>> START Entries supplied

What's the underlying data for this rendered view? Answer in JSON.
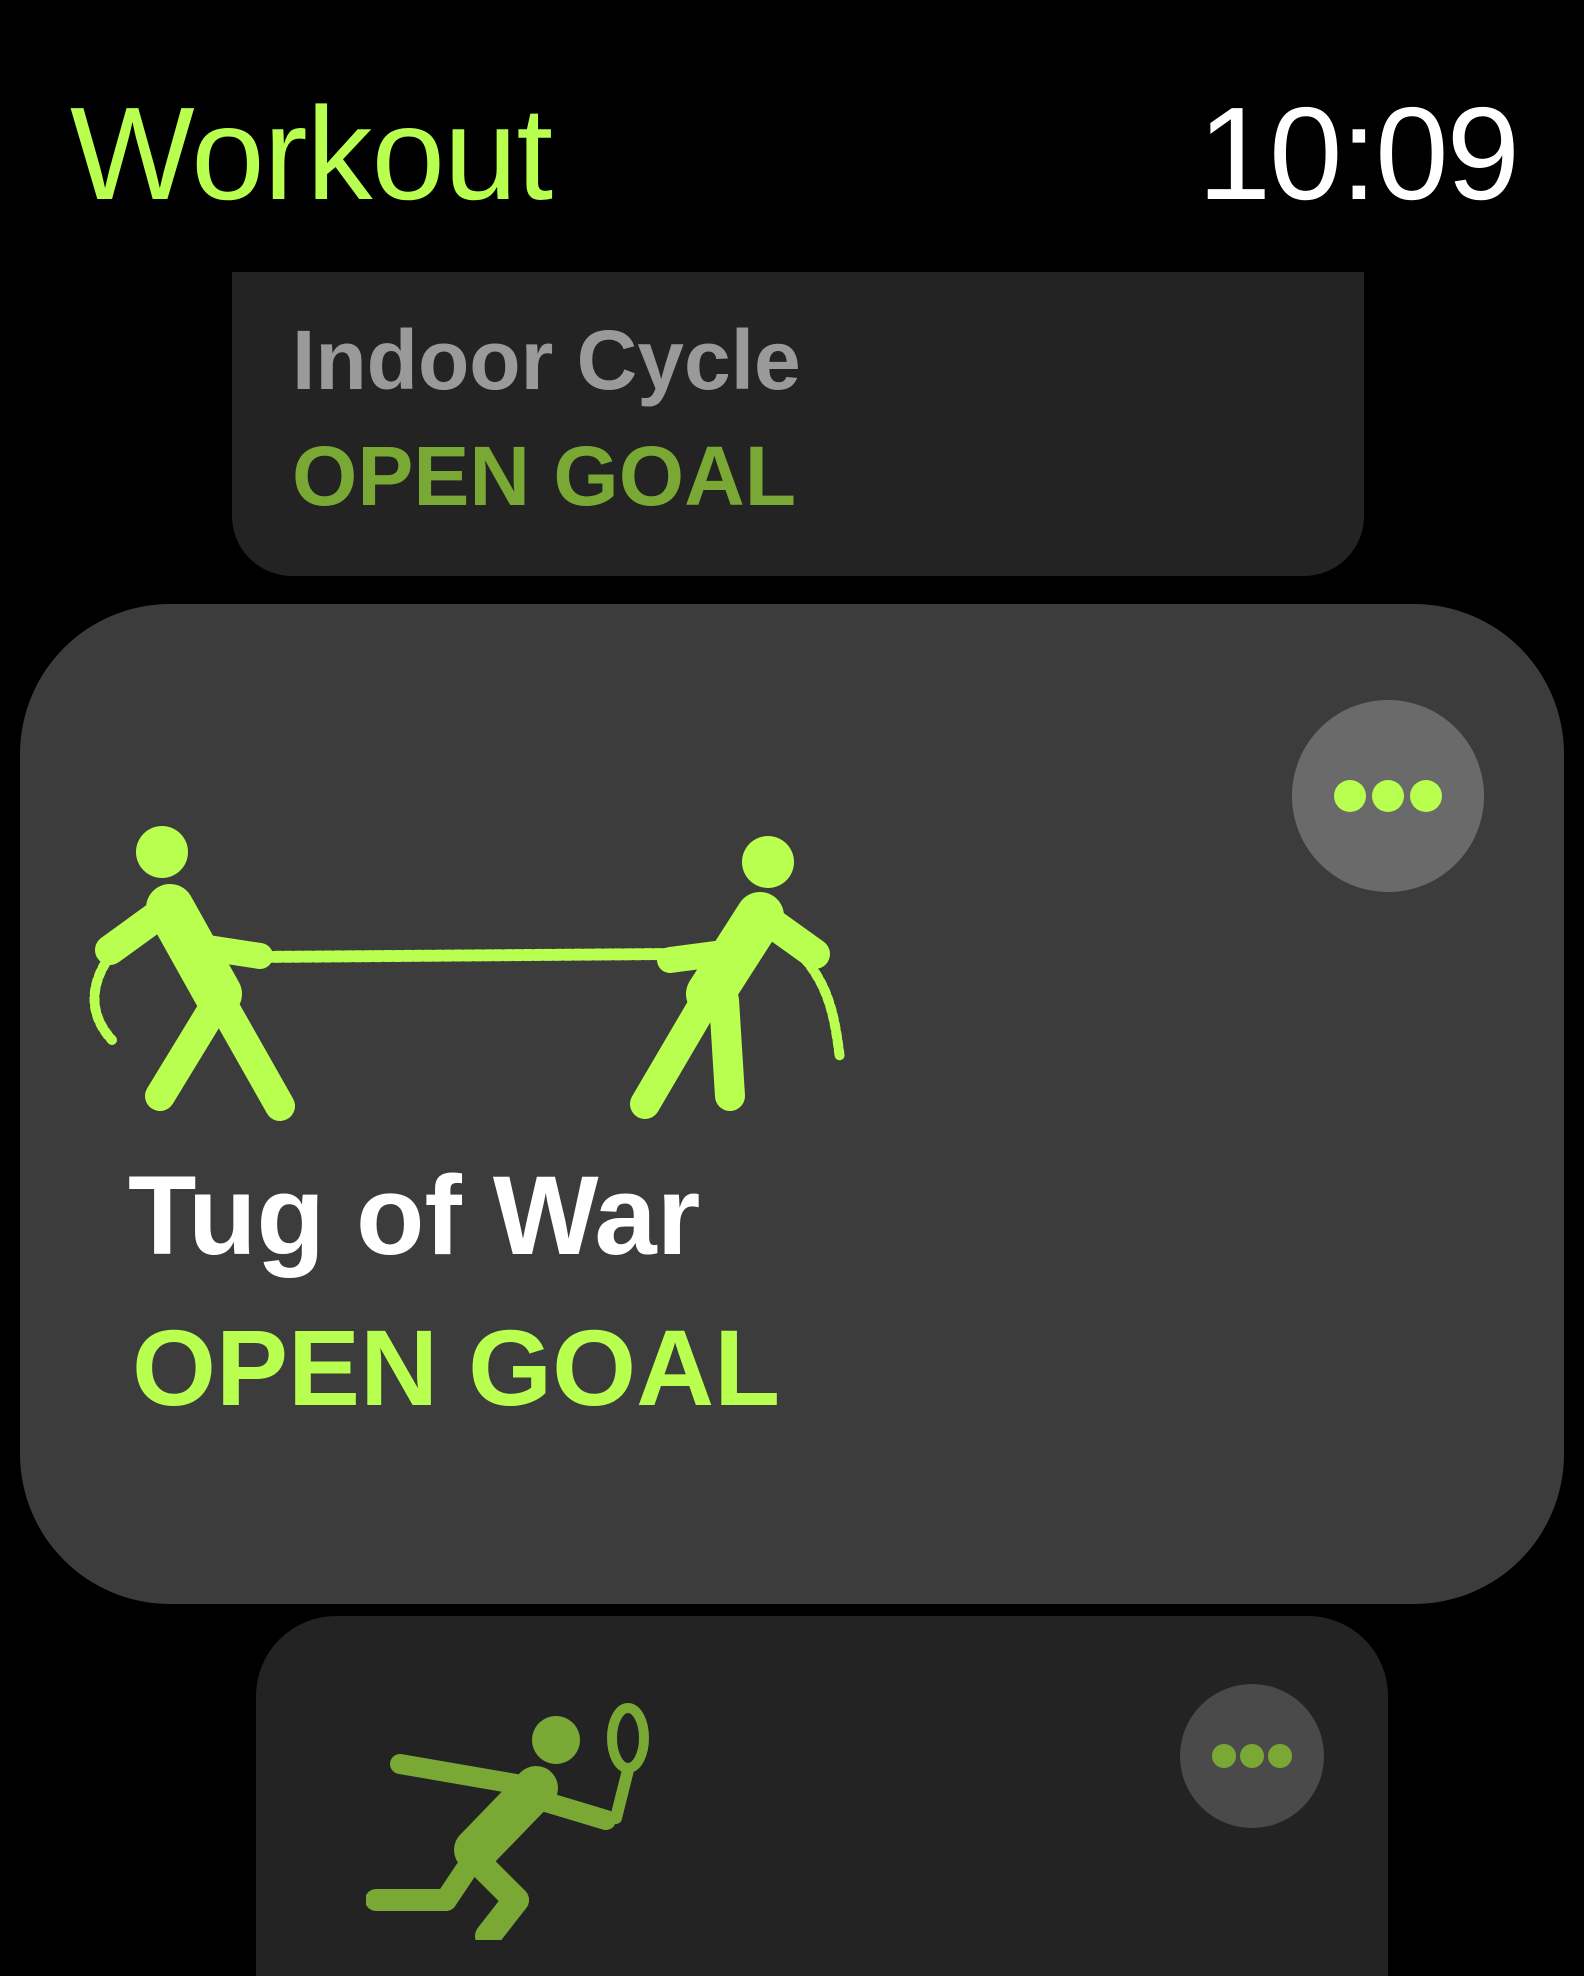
{
  "header": {
    "app_title": "Workout",
    "time": "10:09"
  },
  "colors": {
    "accent": "#b9ff4f",
    "accent_dim": "#7aa834",
    "card_bg": "#3c3c3c",
    "card_bg_dim": "#232323",
    "muted_text": "#9a9a9a"
  },
  "workouts": [
    {
      "title": "Indoor Cycle",
      "goal": "OPEN GOAL",
      "icon": "indoor-cycle-icon"
    },
    {
      "title": "Tug of War",
      "goal": "OPEN GOAL",
      "icon": "tug-of-war-icon",
      "more_icon": "more-ellipsis-icon"
    },
    {
      "icon": "racquet-sport-icon",
      "more_icon": "more-ellipsis-icon"
    }
  ]
}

>> END Entries supplied

* Exercise goal
Every record above should be written out again without change, except that the pictures are left out.

* Exercise response
What's the underlying data for this rendered view? Answer in JSON.
{
  "header": {
    "app_title": "Workout",
    "time": "10:09"
  },
  "colors": {
    "accent": "#b9ff4f",
    "accent_dim": "#7aa834",
    "card_bg": "#3c3c3c",
    "card_bg_dim": "#232323",
    "muted_text": "#9a9a9a"
  },
  "workouts": [
    {
      "title": "Indoor Cycle",
      "goal": "OPEN GOAL",
      "icon": "indoor-cycle-icon"
    },
    {
      "title": "Tug of War",
      "goal": "OPEN GOAL",
      "icon": "tug-of-war-icon",
      "more_icon": "more-ellipsis-icon"
    },
    {
      "icon": "racquet-sport-icon",
      "more_icon": "more-ellipsis-icon"
    }
  ]
}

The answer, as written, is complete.